** Begin Material for the task **

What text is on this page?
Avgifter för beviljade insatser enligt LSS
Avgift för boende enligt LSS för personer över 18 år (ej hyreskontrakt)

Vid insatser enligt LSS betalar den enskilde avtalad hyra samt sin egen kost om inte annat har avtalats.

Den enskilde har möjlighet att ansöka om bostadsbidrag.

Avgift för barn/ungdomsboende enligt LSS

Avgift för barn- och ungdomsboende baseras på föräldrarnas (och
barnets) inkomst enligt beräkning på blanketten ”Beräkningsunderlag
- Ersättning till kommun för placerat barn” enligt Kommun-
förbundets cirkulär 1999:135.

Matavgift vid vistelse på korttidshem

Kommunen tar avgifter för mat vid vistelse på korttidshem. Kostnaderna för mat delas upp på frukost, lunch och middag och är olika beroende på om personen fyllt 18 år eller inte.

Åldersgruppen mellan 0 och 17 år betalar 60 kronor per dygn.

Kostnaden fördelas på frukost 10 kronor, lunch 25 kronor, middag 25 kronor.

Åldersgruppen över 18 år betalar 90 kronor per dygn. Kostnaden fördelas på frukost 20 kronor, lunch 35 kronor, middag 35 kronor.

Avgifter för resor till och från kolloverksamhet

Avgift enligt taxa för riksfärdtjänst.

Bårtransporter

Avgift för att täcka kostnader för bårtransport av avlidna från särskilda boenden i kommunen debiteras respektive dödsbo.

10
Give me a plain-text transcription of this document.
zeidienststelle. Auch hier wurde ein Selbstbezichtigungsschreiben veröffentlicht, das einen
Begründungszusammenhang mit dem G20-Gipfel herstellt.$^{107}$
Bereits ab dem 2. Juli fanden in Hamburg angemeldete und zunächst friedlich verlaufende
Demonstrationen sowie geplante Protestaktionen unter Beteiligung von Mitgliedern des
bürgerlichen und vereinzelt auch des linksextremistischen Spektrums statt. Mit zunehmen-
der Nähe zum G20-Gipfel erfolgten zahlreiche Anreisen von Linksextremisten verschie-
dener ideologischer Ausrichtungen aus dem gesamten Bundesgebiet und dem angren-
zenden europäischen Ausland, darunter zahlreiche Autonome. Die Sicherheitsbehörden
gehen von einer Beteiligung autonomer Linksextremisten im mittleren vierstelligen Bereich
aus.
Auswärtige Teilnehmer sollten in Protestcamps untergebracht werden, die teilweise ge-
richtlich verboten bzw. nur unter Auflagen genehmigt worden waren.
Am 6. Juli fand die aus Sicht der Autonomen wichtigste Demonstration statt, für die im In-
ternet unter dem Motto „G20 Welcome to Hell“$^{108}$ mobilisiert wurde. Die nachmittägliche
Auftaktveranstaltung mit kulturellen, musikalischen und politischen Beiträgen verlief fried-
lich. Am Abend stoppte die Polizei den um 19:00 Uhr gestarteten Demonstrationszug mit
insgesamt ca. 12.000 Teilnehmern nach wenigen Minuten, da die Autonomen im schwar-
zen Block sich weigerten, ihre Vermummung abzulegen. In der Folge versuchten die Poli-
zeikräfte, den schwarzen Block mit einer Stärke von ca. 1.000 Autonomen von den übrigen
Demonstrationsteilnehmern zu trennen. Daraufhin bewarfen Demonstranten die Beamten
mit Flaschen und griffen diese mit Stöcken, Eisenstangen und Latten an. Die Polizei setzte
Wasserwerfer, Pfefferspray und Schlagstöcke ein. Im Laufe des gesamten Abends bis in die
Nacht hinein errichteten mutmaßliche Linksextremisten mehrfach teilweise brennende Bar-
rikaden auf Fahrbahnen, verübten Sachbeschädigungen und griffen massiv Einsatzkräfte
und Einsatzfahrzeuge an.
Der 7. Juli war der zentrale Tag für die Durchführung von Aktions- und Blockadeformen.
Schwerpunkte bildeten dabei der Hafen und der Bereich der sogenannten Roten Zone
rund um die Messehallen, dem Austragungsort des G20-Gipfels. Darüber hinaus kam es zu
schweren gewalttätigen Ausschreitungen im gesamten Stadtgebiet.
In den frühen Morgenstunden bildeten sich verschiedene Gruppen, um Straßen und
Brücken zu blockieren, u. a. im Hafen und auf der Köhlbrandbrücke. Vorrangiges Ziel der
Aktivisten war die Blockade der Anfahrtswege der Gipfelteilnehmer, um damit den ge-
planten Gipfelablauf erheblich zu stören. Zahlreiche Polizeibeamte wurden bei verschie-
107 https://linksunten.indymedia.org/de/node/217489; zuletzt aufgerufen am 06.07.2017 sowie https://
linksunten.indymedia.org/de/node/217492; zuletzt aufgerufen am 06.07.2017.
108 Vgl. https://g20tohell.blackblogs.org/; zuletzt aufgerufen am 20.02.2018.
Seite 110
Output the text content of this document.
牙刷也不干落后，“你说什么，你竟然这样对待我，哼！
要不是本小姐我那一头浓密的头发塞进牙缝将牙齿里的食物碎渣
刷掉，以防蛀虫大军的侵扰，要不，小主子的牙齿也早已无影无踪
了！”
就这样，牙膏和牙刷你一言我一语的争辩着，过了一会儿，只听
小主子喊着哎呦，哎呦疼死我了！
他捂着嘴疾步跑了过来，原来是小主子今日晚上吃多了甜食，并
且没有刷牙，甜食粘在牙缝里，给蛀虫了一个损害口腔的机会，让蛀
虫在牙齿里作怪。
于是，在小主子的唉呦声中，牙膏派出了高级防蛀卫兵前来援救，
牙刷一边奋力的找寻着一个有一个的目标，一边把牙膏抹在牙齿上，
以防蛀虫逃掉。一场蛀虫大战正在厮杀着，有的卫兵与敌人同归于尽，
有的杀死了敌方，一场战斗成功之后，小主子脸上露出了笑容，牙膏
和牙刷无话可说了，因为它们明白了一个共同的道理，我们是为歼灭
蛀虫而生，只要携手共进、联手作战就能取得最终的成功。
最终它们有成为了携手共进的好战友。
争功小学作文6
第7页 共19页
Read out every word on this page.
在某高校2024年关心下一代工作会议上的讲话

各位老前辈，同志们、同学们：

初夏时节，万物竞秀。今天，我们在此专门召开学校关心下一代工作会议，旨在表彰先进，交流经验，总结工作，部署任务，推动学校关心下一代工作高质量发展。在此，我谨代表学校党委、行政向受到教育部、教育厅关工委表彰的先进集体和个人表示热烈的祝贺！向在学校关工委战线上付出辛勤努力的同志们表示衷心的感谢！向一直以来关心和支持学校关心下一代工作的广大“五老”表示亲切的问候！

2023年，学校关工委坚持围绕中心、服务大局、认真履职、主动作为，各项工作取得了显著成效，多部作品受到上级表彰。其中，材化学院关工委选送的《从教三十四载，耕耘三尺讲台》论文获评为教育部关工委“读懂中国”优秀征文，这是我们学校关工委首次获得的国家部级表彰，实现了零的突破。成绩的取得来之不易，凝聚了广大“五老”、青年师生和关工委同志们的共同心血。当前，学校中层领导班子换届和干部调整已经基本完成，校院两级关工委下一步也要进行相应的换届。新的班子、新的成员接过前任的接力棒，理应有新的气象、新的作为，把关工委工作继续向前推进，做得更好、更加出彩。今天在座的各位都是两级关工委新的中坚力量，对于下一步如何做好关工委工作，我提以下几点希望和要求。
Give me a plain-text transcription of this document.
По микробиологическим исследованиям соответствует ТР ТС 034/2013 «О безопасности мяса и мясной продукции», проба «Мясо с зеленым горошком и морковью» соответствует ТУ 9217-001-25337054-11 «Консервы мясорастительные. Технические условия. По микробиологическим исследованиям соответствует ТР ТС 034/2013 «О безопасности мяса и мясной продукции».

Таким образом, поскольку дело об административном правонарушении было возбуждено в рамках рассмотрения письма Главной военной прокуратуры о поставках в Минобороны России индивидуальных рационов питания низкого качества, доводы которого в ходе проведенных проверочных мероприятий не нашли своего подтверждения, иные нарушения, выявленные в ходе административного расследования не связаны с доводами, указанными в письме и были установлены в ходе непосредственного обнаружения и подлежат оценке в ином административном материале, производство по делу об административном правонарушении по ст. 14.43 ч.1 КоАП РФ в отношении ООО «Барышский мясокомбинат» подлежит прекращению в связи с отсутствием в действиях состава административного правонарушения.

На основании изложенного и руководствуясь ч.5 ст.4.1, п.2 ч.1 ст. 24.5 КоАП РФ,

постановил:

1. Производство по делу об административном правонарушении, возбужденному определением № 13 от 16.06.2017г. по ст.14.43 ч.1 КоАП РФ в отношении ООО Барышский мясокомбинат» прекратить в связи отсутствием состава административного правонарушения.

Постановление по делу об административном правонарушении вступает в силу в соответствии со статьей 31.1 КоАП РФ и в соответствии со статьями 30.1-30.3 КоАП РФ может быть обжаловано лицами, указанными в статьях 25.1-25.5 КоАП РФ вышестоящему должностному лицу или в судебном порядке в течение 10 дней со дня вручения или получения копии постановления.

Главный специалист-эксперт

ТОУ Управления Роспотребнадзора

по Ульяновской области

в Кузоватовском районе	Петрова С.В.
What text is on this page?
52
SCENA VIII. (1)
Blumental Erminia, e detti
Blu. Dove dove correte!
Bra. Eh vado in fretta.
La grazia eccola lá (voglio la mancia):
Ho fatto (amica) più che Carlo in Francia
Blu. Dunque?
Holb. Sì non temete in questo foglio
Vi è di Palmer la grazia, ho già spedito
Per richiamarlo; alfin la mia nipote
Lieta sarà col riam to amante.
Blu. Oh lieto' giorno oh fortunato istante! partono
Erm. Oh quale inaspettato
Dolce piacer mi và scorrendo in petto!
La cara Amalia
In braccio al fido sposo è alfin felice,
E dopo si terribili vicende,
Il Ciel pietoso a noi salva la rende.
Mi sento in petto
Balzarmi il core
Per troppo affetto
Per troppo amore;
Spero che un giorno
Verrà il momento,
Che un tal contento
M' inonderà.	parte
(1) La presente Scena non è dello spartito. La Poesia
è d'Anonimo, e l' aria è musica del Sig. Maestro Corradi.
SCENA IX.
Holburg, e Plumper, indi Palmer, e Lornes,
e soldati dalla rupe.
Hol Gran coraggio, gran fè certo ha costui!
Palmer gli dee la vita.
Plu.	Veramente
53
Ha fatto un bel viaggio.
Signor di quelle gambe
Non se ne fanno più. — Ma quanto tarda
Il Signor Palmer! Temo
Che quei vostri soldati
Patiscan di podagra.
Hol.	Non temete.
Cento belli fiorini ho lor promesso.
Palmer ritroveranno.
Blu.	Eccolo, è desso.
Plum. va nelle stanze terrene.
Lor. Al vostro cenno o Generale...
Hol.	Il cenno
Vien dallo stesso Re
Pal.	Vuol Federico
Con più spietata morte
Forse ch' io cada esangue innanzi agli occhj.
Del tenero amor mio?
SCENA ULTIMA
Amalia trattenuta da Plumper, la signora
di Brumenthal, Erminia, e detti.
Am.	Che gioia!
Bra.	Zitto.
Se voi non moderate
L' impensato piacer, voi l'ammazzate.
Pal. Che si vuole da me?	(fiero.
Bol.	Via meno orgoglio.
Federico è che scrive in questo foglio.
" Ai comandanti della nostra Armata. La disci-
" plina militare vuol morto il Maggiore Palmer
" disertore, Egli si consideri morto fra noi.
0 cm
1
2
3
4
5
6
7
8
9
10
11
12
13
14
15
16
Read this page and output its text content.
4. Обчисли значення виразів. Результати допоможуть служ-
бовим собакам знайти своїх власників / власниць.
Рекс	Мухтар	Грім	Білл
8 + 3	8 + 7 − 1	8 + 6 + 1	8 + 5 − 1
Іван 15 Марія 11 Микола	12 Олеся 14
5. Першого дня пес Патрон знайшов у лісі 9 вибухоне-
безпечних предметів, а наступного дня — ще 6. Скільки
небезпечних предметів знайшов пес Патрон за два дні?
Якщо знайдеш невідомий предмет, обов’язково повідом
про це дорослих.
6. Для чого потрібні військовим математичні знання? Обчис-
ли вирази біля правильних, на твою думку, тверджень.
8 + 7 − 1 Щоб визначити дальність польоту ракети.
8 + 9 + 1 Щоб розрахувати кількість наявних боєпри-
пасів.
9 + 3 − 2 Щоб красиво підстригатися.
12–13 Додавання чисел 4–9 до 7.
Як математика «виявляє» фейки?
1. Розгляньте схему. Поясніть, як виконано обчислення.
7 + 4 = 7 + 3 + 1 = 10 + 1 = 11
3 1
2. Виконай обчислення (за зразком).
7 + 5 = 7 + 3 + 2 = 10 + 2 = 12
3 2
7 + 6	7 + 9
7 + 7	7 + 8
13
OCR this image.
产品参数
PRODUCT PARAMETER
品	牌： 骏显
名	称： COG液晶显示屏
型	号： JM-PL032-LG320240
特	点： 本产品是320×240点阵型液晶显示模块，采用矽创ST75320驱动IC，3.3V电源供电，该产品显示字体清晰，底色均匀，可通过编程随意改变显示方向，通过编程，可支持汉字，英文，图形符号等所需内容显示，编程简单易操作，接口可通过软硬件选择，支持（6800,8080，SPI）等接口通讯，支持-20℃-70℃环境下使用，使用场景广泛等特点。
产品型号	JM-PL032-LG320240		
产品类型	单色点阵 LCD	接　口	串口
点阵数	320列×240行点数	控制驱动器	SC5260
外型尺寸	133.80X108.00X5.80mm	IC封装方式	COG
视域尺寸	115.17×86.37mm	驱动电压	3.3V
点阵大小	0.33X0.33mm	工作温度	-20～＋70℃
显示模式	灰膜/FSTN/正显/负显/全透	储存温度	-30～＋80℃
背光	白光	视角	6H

** End Material for the task **

## What you should do
Give the lines exactly as they stand, from the line with "OCR this image." through the end of the material.

## Task answer
OCR this image.
产品参数
PRODUCT PARAMETER
品	牌： 骏显
名	称： COG液晶显示屏
型	号： JM-PL032-LG320240
特	点： 本产品是320×240点阵型液晶显示模块，采用矽创ST75320驱动IC，3.3V电源供电，该产品显示字体清晰，底色均匀，可通过编程随意改变显示方向，通过编程，可支持汉字，英文，图形符号等所需内容显示，编程简单易操作，接口可通过软硬件选择，支持（6800,8080，SPI）等接口通讯，支持-20℃-70℃环境下使用，使用场景广泛等特点。
产品型号	JM-PL032-LG320240		
产品类型	单色点阵 LCD	接　口	串口
点阵数	320列×240行点数	控制驱动器	SC5260
外型尺寸	133.80X108.00X5.80mm	IC封装方式	COG
视域尺寸	115.17×86.37mm	驱动电压	3.3V
点阵大小	0.33X0.33mm	工作温度	-20～＋70℃
显示模式	灰膜/FSTN/正显/负显/全透	储存温度	-30～＋80℃
背光	白光	视角	6H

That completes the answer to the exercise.